● Exercise details
Would you pull out every line of the material that contains the string "marker"?

+++ Exercise inputs +++

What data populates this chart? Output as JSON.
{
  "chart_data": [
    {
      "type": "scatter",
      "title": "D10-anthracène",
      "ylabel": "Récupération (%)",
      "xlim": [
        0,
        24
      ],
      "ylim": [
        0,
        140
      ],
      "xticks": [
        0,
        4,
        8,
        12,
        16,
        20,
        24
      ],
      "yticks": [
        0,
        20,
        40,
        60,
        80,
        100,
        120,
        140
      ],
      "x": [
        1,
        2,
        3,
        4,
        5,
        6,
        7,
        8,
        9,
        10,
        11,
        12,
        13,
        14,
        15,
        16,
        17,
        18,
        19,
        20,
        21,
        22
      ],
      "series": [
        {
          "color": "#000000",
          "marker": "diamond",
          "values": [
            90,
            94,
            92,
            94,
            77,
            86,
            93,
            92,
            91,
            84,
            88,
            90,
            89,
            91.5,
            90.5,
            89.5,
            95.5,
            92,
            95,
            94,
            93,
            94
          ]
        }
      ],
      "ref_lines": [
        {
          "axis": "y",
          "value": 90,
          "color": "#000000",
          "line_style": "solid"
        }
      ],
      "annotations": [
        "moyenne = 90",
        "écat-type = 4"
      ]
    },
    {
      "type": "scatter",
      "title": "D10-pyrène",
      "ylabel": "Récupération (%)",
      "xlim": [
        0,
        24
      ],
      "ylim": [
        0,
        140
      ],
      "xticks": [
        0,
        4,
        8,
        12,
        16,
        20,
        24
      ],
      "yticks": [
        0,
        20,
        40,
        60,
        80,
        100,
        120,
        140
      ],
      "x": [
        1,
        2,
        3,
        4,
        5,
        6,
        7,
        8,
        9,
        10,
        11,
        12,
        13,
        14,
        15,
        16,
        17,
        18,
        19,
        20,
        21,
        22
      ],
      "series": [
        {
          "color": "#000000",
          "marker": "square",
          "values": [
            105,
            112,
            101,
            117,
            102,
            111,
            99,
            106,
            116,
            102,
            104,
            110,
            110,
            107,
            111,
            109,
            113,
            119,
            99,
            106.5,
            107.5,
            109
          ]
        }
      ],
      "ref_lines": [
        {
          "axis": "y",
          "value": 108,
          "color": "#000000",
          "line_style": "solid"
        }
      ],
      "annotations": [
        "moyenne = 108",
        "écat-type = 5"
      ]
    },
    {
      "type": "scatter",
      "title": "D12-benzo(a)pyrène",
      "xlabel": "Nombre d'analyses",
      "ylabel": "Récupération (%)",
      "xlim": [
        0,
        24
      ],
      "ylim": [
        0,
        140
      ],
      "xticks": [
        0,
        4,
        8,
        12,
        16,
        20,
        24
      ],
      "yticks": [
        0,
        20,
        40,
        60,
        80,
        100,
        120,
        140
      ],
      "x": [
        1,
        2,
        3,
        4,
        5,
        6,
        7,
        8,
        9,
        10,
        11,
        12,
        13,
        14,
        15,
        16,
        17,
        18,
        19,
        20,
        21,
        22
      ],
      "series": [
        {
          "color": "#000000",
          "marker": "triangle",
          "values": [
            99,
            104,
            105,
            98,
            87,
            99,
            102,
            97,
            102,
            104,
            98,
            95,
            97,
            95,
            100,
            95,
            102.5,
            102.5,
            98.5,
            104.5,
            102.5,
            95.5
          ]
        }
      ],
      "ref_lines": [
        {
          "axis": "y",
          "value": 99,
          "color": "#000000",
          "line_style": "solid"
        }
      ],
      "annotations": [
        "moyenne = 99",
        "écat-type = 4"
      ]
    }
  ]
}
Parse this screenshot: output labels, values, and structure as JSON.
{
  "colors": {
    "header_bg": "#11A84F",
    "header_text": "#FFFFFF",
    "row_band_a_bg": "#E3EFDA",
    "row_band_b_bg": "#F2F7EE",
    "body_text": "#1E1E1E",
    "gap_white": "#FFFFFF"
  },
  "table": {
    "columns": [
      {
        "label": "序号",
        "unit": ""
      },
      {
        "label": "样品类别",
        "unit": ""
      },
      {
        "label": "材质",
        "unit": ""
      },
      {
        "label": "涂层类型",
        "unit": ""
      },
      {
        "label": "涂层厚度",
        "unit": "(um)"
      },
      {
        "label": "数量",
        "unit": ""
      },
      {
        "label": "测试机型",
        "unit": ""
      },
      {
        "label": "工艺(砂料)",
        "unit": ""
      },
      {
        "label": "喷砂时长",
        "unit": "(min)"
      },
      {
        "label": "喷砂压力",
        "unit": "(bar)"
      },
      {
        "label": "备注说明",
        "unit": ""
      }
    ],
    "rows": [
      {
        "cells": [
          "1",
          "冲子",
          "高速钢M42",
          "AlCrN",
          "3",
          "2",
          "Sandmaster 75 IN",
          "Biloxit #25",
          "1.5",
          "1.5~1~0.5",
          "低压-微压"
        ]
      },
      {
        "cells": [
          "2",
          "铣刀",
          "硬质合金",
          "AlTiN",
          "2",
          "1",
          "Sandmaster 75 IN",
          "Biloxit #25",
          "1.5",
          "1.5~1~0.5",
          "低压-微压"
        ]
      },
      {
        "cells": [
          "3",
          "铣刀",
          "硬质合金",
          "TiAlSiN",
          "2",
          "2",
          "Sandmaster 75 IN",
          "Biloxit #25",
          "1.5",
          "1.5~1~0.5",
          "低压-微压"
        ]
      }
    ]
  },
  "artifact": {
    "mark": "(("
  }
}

+++

● Full response
          "marker": "diamond",
          "marker": "square",
          "marker": "triangle",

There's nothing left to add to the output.